(A block of data)
•••••

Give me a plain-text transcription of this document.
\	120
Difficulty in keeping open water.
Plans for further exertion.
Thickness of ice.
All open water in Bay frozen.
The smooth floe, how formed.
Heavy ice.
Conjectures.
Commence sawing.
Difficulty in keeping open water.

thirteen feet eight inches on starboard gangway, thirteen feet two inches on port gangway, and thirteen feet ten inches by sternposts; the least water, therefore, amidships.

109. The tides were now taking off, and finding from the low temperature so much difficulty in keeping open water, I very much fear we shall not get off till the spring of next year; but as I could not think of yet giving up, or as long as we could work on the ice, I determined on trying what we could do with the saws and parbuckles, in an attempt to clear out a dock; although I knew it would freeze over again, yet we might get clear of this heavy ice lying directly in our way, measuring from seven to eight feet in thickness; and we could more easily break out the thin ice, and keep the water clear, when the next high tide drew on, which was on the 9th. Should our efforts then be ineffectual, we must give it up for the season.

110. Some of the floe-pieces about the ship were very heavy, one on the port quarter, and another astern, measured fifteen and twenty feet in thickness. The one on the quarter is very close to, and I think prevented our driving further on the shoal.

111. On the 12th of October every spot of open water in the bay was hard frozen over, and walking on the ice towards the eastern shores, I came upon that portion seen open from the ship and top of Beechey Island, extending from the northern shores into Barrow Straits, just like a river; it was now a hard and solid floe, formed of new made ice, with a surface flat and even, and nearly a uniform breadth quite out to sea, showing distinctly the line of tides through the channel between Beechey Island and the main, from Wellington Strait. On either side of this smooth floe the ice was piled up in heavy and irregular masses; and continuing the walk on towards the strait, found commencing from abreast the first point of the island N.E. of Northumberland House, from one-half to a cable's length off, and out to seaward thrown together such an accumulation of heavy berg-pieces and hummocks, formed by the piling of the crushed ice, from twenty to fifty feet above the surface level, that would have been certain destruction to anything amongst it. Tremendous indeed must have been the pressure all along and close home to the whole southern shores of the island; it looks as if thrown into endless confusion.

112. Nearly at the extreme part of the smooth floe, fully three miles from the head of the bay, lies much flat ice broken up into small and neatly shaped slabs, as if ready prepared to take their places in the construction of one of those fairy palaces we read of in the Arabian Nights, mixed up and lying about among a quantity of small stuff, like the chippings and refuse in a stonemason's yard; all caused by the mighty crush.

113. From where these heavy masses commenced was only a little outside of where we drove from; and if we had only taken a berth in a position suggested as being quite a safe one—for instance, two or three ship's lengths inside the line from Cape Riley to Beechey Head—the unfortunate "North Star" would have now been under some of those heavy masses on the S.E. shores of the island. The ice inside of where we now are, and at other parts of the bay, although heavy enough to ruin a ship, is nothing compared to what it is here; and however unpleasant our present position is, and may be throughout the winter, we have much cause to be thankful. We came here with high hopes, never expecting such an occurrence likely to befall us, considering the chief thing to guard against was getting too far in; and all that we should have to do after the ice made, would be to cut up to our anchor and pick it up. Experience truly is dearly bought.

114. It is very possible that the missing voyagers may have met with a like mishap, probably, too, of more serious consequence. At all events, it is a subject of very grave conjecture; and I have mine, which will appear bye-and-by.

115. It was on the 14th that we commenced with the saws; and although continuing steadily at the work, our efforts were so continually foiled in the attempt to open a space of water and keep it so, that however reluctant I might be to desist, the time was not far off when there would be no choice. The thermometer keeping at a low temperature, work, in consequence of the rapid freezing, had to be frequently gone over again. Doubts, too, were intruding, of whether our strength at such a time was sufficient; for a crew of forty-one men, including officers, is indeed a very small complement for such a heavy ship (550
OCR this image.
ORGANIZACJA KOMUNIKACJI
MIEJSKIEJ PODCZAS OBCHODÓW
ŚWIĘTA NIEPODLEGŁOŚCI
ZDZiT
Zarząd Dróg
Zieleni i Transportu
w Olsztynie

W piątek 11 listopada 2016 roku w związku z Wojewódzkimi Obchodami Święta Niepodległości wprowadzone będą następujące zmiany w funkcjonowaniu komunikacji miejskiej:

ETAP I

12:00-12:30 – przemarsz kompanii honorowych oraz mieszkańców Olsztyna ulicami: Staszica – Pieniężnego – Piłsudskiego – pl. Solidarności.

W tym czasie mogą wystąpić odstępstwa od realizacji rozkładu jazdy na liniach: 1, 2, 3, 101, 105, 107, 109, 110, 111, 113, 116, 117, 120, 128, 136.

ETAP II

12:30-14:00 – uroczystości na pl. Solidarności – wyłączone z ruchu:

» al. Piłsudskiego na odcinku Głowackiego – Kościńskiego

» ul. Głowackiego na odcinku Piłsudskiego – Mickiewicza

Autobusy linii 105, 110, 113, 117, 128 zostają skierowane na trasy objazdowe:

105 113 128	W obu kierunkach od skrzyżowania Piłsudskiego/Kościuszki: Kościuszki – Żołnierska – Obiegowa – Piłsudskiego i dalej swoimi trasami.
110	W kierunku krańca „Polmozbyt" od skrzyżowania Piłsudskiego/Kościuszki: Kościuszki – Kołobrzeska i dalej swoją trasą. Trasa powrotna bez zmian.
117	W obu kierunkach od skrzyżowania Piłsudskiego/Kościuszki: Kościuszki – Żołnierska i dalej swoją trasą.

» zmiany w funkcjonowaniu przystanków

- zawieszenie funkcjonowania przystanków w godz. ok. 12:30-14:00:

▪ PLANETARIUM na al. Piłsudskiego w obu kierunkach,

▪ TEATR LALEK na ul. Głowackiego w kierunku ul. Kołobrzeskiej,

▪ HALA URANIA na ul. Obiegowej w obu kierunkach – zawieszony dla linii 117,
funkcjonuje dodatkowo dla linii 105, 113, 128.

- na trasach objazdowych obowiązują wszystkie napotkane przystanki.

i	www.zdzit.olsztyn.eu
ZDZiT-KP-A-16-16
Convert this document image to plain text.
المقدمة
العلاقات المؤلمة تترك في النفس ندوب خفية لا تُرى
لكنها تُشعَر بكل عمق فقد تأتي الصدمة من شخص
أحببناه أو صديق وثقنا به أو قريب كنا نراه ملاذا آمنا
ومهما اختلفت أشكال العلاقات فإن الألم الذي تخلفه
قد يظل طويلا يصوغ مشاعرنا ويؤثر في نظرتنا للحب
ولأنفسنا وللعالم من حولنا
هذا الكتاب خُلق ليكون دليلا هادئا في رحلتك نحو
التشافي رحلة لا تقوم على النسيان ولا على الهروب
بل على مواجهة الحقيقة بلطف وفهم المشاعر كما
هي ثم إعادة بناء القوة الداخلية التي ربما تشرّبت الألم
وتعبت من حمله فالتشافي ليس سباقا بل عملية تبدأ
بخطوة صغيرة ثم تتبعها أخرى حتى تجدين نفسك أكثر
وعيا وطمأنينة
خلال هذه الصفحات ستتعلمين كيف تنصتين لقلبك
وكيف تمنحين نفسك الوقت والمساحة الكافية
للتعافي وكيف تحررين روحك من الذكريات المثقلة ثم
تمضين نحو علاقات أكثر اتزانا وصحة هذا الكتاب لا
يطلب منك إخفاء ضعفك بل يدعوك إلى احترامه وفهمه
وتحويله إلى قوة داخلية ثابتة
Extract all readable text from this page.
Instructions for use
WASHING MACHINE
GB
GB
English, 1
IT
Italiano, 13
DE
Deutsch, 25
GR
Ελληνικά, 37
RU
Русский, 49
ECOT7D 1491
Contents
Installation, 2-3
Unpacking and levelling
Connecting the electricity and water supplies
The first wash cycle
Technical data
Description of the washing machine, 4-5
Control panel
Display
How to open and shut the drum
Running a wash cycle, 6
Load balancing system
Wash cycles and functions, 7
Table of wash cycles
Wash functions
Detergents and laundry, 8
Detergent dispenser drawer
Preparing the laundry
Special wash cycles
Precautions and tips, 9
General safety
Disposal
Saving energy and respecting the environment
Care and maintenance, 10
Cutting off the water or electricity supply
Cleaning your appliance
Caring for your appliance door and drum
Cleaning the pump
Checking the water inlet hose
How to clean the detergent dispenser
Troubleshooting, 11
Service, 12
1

•••••

= Do this =
Check the data for the word "laundry" and pull out the lines that have it.

= Task response =
Detergents and laundry, 8
Preparing the laundry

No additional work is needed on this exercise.